-- Start --
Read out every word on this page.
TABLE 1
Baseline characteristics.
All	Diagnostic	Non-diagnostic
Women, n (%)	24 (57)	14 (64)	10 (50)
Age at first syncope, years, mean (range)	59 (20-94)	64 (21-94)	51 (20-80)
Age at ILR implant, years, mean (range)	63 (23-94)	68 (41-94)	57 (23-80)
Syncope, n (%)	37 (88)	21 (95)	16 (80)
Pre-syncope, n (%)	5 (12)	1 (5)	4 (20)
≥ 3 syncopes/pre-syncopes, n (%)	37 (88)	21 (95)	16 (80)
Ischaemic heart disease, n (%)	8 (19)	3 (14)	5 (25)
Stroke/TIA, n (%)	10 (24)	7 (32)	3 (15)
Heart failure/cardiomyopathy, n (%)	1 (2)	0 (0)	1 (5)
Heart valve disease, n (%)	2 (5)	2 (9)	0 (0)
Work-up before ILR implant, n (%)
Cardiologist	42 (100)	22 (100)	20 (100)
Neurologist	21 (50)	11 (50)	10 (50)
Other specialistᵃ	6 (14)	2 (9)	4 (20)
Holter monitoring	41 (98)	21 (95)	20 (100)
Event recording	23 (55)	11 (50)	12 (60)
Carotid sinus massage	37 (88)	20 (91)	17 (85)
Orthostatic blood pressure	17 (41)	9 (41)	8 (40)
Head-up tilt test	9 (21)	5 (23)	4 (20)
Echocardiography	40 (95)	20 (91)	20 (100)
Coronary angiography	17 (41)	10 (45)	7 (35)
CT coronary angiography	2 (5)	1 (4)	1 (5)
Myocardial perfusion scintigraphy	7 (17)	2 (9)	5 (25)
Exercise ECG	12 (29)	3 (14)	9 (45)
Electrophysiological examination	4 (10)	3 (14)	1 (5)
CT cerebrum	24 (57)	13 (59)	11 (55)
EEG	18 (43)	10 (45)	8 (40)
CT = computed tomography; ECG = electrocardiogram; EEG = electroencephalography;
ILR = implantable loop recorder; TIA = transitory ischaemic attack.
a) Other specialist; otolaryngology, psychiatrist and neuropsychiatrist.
-- End --
**TASK BRIEF**
Look above for every line with the word "Other" and copy it.

**TASK RESPONSE**
Other specialistᵃ	6 (14)	2 (9)	4 (20)
a) Other specialist; otolaryngology, psychiatrist and neuropsychiatrist.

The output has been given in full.